Restate the complete material exactly.

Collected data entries
= = =
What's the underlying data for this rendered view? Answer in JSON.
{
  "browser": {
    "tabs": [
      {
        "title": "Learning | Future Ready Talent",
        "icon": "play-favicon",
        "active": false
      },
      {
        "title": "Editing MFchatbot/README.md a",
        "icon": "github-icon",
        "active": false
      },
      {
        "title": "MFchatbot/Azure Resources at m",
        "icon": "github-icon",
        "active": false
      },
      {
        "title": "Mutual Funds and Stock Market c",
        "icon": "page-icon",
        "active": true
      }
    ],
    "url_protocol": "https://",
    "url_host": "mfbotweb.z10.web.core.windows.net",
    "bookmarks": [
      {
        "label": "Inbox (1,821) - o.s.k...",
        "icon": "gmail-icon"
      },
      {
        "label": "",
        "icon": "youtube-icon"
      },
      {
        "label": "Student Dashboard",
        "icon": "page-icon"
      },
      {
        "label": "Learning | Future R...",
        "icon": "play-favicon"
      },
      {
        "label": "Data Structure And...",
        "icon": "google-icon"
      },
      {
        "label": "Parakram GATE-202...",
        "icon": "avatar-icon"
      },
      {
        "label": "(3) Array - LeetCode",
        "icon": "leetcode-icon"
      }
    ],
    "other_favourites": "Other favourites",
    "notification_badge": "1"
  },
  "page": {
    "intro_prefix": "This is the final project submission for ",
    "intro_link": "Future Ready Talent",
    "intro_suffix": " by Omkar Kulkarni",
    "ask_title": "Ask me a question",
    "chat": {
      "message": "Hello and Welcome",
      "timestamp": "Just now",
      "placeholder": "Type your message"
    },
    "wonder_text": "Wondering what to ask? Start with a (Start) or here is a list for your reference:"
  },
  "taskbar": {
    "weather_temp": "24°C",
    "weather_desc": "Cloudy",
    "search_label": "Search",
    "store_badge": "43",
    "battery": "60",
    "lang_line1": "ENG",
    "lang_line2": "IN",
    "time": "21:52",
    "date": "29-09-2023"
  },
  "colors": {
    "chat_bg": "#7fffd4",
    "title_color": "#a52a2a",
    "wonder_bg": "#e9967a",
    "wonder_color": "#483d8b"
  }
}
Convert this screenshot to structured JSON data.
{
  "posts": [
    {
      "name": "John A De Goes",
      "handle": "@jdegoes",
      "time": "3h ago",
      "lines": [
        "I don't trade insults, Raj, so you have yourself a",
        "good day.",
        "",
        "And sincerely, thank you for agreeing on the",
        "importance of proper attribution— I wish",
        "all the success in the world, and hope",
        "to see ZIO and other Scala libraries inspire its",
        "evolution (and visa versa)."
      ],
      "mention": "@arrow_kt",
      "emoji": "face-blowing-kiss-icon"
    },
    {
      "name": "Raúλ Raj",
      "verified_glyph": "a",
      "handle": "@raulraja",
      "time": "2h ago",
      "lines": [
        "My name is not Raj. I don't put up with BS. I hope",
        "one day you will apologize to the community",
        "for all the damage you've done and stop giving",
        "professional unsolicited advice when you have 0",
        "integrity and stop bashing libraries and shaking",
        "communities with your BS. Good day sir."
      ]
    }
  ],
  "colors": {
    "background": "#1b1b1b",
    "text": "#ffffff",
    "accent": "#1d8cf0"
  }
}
= = =
* RESPONSE TO THE EXERCISE *
What's the underlying data for this rendered view? Answer in JSON.
{
  "browser": {
    "tabs": [
      {
        "title": "Learning | Future Ready Talent",
        "icon": "play-favicon",
        "active": false
      },
      {
        "title": "Editing MFchatbot/README.md a",
        "icon": "github-icon",
        "active": false
      },
      {
        "title": "MFchatbot/Azure Resources at m",
        "icon": "github-icon",
        "active": false
      },
      {
        "title": "Mutual Funds and Stock Market c",
        "icon": "page-icon",
        "active": true
      }
    ],
    "url_protocol": "https://",
    "url_host": "mfbotweb.z10.web.core.windows.net",
    "bookmarks": [
      {
        "label": "Inbox (1,821) - o.s.k...",
        "icon": "gmail-icon"
      },
      {
        "label": "",
        "icon": "youtube-icon"
      },
      {
        "label": "Student Dashboard",
        "icon": "page-icon"
      },
      {
        "label": "Learning | Future R...",
        "icon": "play-favicon"
      },
      {
        "label": "Data Structure And...",
        "icon": "google-icon"
      },
      {
        "label": "Parakram GATE-202...",
        "icon": "avatar-icon"
      },
      {
        "label": "(3) Array - LeetCode",
        "icon": "leetcode-icon"
      }
    ],
    "other_favourites": "Other favourites",
    "notification_badge": "1"
  },
  "page": {
    "intro_prefix": "This is the final project submission for ",
    "intro_link": "Future Ready Talent",
    "intro_suffix": " by Omkar Kulkarni",
    "ask_title": "Ask me a question",
    "chat": {
      "message": "Hello and Welcome",
      "timestamp": "Just now",
      "placeholder": "Type your message"
    },
    "wonder_text": "Wondering what to ask? Start with a (Start) or here is a list for your reference:"
  },
  "taskbar": {
    "weather_temp": "24°C",
    "weather_desc": "Cloudy",
    "search_label": "Search",
    "store_badge": "43",
    "battery": "60",
    "lang_line1": "ENG",
    "lang_line2": "IN",
    "time": "21:52",
    "date": "29-09-2023"
  },
  "colors": {
    "chat_bg": "#7fffd4",
    "title_color": "#a52a2a",
    "wonder_bg": "#e9967a",
    "wonder_color": "#483d8b"
  }
}
Convert this screenshot to structured JSON data.
{
  "posts": [
    {
      "name": "John A De Goes",
      "handle": "@jdegoes",
      "time": "3h ago",
      "lines": [
        "I don't trade insults, Raj, so you have yourself a",
        "good day.",
        "",
        "And sincerely, thank you for agreeing on the",
        "importance of proper attribution— I wish",
        "all the success in the world, and hope",
        "to see ZIO and other Scala libraries inspire its",
        "evolution (and visa versa)."
      ],
      "mention": "@arrow_kt",
      "emoji": "face-blowing-kiss-icon"
    },
    {
      "name": "Raúλ Raj",
      "verified_glyph": "a",
      "handle": "@raulraja",
      "time": "2h ago",
      "lines": [
        "My name is not Raj. I don't put up with BS. I hope",
        "one day you will apologize to the community",
        "for all the damage you've done and stop giving",
        "professional unsolicited advice when you have 0",
        "integrity and stop bashing libraries and shaking",
        "communities with your BS. Good day sir."
      ]
    }
  ],
  "colors": {
    "background": "#1b1b1b",
    "text": "#ffffff",
    "accent": "#1d8cf0"
  }
}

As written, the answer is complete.